# WHAT YOU WILL DO:
Collect all the lines that mention the word "British".

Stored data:
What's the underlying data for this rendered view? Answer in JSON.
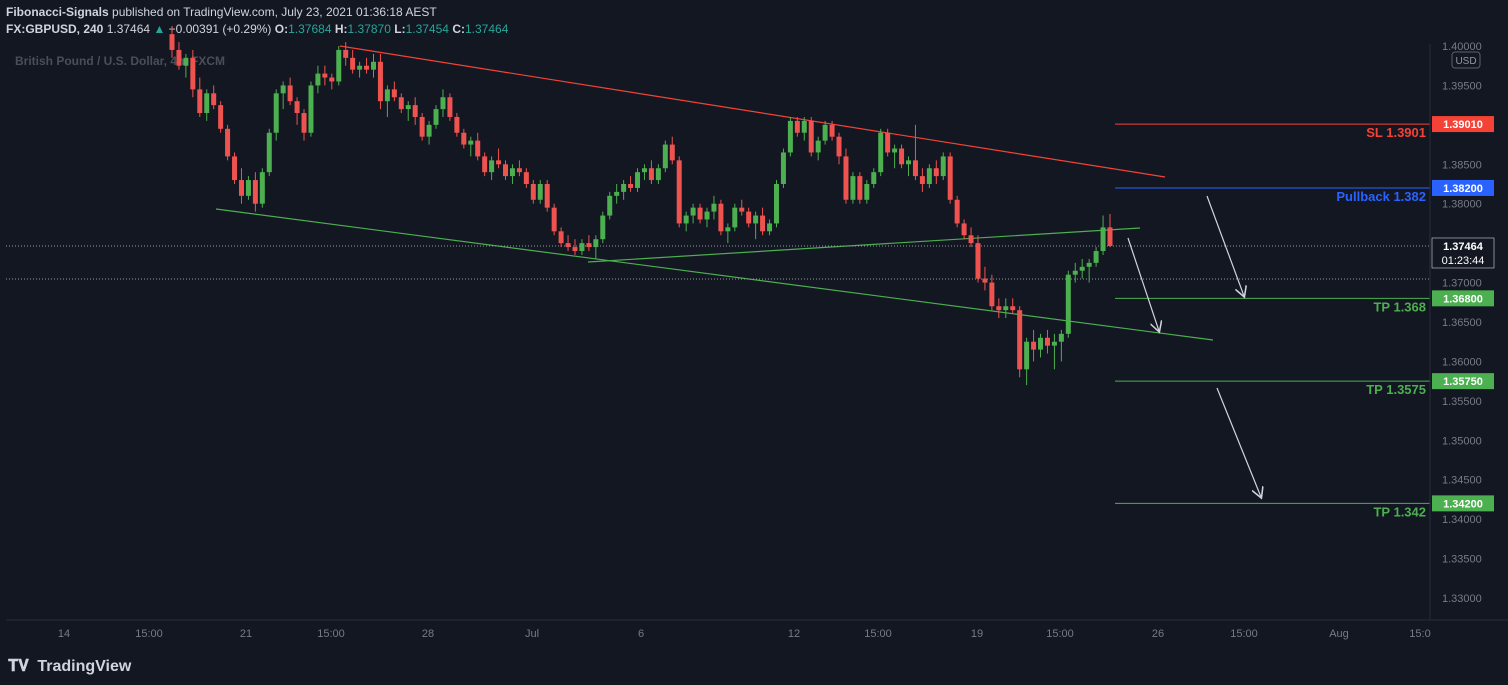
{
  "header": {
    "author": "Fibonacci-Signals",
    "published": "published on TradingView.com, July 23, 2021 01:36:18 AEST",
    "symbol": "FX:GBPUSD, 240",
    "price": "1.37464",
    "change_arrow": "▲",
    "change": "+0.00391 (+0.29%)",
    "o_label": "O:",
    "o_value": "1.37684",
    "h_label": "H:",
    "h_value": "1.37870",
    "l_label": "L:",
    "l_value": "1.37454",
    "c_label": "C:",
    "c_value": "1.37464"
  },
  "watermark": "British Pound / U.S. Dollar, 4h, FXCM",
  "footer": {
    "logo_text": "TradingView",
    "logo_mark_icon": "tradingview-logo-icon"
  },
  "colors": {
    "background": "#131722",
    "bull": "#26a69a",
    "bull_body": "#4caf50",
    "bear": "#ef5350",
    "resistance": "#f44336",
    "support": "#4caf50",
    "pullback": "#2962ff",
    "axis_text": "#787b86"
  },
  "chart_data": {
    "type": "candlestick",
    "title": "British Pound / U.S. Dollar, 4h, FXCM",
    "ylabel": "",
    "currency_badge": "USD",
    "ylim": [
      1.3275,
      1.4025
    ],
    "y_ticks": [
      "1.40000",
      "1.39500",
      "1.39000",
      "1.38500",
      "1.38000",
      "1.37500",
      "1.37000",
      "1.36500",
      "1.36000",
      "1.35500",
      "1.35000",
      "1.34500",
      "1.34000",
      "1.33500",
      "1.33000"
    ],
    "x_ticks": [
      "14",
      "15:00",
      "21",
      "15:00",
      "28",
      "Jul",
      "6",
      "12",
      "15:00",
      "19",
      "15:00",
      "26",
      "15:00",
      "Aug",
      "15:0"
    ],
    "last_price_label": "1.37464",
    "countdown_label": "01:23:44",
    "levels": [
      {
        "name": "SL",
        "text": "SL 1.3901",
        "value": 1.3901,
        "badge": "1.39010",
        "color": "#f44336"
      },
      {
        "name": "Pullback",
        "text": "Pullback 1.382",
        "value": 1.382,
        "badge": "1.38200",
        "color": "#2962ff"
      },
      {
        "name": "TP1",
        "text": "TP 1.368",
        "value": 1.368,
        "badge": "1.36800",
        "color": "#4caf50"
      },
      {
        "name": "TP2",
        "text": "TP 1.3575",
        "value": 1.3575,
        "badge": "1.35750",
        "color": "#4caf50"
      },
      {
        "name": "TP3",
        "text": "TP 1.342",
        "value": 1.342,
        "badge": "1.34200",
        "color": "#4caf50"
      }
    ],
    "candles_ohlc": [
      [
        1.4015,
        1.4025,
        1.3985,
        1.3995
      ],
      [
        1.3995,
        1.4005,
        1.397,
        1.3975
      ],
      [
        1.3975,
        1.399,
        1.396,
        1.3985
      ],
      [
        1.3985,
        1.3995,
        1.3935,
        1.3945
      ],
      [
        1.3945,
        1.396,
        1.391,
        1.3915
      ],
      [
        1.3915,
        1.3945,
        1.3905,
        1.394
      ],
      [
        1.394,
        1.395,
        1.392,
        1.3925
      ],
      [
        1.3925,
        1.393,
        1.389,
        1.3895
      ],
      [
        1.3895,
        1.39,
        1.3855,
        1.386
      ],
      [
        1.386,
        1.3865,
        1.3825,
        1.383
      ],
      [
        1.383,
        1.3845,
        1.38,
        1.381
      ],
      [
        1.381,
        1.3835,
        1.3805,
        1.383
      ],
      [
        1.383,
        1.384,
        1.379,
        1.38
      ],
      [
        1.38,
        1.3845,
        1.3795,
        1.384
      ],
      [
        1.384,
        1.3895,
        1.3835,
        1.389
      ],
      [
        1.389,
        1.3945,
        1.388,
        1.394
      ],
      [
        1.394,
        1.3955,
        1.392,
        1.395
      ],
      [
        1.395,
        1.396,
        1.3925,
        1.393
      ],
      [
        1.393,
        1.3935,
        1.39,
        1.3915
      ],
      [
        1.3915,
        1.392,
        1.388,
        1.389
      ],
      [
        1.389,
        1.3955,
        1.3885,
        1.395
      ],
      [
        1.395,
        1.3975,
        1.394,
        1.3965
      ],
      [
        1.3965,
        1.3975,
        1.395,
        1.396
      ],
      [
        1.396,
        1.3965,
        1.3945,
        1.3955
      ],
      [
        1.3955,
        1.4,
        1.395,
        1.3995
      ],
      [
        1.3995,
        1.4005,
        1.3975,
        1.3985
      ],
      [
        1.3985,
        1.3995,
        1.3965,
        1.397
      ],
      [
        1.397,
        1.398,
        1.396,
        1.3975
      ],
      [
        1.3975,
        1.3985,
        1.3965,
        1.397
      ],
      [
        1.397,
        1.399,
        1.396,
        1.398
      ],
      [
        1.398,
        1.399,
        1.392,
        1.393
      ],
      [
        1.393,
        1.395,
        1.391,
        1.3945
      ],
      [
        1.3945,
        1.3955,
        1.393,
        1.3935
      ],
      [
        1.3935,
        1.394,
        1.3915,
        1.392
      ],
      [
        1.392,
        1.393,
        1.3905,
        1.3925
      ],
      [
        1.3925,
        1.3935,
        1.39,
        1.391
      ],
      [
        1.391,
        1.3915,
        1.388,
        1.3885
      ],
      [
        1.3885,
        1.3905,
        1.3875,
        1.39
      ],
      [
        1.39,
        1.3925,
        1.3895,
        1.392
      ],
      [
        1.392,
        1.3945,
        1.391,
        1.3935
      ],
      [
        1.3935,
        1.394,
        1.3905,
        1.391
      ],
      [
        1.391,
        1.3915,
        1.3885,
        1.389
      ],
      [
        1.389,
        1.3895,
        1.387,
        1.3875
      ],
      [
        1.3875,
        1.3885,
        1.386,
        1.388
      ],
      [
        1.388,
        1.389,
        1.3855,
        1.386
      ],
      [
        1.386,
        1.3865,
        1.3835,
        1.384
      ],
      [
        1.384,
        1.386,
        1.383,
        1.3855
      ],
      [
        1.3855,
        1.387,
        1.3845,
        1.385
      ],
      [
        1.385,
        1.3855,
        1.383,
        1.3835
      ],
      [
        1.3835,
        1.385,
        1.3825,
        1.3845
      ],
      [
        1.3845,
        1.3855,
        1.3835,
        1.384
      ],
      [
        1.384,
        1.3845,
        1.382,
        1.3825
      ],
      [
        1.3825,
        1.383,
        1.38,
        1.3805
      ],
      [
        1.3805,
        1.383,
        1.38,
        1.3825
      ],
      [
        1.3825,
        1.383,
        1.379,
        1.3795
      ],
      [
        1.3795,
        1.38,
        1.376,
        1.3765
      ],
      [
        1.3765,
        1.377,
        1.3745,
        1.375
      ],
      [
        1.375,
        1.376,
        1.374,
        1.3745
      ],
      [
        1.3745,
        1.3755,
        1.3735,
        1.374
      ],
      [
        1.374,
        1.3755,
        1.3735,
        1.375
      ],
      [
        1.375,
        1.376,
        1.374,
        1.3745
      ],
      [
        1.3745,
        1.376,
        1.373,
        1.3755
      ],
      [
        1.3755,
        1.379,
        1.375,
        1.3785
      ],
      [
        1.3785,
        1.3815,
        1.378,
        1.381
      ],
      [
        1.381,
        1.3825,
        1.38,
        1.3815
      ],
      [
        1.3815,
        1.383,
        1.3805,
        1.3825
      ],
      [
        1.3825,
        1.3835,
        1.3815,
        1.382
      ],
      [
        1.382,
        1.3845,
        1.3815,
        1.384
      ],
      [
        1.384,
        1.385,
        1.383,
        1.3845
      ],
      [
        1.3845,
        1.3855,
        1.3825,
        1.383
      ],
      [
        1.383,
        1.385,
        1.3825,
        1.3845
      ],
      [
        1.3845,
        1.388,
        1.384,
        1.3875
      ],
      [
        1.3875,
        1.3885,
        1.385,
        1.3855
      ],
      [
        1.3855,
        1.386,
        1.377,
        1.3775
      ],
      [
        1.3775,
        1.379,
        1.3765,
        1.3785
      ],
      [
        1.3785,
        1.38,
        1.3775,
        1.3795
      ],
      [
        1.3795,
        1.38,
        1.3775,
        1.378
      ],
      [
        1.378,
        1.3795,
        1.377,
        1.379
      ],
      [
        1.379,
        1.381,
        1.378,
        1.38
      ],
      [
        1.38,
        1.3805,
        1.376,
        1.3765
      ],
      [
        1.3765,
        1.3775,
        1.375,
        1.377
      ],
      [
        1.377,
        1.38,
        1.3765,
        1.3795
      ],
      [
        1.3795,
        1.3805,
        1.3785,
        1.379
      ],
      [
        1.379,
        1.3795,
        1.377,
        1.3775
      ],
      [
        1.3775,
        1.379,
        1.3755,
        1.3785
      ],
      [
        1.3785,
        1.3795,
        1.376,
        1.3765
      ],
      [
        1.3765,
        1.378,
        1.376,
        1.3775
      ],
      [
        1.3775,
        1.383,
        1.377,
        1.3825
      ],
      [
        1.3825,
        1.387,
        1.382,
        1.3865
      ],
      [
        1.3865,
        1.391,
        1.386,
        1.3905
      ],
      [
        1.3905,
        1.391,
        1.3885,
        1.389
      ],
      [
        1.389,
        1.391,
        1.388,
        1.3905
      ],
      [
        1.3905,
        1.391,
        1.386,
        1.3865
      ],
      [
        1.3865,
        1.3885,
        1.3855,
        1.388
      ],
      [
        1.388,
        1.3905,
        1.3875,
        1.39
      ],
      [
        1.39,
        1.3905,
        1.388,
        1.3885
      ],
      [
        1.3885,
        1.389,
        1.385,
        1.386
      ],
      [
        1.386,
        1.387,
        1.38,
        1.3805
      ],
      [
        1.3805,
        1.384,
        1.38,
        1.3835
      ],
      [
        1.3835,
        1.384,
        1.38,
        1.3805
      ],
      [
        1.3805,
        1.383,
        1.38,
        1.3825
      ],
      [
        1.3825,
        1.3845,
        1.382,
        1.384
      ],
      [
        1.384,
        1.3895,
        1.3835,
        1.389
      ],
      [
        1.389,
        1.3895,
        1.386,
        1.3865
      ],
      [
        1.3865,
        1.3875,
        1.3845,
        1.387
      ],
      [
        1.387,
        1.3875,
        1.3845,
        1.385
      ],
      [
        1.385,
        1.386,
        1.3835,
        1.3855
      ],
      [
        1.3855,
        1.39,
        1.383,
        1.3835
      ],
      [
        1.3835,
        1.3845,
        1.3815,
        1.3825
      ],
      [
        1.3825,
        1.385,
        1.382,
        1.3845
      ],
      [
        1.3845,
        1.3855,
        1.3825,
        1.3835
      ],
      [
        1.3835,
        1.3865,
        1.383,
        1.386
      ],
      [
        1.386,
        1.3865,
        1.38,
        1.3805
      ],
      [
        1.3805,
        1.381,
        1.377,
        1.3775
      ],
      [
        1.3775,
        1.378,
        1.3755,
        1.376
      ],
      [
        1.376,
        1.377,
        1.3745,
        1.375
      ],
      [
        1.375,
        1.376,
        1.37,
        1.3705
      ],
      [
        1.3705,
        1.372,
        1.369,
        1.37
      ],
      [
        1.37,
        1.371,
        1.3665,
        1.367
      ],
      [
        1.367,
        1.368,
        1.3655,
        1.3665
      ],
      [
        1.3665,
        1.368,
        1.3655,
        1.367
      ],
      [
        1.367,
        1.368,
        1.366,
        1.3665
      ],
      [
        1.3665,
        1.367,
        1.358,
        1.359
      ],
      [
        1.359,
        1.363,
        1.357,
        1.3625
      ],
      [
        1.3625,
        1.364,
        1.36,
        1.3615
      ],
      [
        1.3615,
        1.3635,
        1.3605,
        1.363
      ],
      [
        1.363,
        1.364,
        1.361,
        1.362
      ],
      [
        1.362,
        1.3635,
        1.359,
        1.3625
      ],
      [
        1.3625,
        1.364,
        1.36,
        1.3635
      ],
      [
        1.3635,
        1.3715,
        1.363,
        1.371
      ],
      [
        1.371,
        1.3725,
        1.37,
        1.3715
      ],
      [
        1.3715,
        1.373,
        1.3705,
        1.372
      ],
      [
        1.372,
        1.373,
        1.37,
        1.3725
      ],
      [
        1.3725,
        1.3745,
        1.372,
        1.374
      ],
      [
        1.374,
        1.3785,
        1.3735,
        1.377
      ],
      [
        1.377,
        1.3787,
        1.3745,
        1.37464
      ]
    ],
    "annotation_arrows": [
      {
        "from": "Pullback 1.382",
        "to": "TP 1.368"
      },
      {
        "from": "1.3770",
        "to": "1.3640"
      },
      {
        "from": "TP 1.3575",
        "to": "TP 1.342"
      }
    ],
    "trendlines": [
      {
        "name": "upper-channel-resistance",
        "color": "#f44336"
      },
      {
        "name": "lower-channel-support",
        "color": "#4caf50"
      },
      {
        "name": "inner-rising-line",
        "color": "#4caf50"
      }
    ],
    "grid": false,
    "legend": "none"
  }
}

# EXERCISE ANSWER:
  "watermark": "British Pound / U.S. Dollar, 4h, FXCM",
    "title": "British Pound / U.S. Dollar, 4h, FXCM",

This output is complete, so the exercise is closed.